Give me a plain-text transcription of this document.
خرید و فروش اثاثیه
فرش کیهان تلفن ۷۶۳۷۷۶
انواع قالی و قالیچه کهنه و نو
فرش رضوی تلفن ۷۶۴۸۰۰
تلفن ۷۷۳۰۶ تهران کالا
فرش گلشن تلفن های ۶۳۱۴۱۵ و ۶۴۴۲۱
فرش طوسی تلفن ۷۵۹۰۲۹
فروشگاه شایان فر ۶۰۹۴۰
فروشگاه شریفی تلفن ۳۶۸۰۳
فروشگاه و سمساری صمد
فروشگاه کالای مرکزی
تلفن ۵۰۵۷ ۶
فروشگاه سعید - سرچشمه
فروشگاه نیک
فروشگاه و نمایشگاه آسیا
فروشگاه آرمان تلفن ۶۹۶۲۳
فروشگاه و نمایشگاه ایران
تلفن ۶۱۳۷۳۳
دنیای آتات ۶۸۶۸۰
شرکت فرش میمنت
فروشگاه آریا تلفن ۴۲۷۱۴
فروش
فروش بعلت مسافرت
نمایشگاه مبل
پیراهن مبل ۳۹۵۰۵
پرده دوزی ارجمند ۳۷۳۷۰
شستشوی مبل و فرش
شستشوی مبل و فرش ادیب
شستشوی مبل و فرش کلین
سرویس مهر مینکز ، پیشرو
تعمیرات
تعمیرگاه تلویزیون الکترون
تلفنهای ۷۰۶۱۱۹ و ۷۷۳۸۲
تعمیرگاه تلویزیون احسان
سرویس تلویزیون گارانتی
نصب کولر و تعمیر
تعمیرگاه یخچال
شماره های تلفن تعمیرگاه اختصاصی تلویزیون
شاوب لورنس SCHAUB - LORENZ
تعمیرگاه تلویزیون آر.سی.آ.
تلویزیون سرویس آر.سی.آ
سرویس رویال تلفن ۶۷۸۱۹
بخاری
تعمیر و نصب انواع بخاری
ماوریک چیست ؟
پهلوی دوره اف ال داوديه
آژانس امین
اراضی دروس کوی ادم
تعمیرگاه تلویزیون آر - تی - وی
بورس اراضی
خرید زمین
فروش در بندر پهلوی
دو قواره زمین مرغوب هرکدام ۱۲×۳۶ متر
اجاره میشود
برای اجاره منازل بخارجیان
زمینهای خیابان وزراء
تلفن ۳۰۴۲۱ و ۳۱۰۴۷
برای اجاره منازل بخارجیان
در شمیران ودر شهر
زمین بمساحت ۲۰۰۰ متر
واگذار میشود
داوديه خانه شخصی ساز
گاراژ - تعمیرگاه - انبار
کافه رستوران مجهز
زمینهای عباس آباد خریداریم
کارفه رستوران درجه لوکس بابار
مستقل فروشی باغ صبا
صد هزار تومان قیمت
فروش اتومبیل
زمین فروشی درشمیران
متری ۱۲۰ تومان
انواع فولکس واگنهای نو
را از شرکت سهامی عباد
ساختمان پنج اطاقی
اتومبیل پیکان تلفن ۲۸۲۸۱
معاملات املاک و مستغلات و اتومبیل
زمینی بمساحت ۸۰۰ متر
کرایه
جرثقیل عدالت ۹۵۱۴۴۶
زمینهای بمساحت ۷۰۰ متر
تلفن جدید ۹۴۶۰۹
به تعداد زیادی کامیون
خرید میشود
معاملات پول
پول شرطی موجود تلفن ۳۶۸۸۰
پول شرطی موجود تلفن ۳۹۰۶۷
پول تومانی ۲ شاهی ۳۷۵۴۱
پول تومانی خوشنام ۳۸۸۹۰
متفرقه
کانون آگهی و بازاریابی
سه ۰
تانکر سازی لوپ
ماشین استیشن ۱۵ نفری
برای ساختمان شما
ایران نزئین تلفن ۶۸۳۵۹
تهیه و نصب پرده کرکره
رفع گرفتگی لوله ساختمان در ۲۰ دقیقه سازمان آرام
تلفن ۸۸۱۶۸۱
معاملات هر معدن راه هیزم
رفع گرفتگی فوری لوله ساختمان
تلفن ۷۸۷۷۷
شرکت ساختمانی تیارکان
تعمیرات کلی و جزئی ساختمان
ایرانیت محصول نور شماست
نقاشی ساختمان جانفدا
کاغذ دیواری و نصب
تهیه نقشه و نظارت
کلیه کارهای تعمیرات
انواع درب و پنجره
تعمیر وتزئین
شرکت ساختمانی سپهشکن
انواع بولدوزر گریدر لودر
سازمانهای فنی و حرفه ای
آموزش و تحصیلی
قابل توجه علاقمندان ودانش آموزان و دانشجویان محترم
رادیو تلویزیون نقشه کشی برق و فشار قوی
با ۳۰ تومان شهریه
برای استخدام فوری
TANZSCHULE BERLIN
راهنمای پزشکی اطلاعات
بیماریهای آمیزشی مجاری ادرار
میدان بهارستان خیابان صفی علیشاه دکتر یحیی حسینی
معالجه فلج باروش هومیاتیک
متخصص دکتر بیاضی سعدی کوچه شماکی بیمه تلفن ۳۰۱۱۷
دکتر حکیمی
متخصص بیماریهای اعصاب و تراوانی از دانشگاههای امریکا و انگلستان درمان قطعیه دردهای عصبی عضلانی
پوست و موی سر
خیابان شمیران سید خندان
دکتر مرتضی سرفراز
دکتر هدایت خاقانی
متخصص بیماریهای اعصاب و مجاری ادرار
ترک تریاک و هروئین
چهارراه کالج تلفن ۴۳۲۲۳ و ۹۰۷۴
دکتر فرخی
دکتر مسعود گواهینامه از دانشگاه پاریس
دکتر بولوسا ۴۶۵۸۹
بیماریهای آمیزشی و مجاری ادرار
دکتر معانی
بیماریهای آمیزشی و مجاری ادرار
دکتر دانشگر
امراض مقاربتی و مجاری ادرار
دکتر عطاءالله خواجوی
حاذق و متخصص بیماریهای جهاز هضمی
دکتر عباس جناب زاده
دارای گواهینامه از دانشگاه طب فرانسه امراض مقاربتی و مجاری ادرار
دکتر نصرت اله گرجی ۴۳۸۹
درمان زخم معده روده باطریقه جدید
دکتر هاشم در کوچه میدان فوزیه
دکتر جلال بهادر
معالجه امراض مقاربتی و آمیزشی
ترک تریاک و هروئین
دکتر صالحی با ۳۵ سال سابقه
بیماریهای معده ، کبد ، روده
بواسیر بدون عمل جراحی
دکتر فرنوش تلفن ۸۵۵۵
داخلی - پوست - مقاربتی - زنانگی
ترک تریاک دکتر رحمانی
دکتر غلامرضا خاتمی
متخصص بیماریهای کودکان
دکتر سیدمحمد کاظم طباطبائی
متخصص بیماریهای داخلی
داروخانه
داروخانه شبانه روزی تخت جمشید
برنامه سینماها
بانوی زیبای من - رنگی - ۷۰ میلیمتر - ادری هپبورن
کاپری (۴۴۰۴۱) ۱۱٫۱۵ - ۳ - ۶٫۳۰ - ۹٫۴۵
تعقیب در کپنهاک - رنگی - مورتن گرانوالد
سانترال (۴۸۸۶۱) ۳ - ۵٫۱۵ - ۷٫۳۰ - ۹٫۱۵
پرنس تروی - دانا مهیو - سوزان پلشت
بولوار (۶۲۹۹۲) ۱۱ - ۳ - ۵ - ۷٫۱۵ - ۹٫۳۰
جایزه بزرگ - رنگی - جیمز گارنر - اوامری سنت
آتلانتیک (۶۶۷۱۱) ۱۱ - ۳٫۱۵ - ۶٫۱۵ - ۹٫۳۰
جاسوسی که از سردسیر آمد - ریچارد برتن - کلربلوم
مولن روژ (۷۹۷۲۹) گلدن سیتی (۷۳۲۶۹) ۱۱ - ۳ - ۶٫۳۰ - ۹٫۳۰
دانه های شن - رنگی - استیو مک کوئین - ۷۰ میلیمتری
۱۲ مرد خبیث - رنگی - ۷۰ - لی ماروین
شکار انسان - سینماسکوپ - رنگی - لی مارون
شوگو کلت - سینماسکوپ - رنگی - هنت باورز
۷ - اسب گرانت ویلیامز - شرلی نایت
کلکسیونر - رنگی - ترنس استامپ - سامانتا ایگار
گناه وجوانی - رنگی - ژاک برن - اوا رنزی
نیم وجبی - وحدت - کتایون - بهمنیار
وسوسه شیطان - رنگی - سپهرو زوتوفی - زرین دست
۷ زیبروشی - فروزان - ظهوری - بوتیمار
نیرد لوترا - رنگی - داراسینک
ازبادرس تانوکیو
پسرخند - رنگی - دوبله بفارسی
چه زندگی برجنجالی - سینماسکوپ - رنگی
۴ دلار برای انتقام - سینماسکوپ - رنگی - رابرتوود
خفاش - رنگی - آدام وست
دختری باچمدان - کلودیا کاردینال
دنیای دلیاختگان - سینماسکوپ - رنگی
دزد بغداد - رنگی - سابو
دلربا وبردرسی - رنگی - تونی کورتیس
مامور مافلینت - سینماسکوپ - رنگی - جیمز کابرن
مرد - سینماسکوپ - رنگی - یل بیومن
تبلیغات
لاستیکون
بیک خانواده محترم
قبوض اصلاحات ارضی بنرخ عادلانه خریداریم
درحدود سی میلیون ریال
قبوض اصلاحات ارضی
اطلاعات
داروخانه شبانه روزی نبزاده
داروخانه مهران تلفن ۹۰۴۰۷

> GIVEN TASK: Find every line in the records above that contains the word "اتومبیل", and copy each one.

> TASK OUTPUT:
فروش اتومبیل
اتومبیل پیکان تلفن ۲۸۲۸۱
معاملات املاک و مستغلات و اتومبیل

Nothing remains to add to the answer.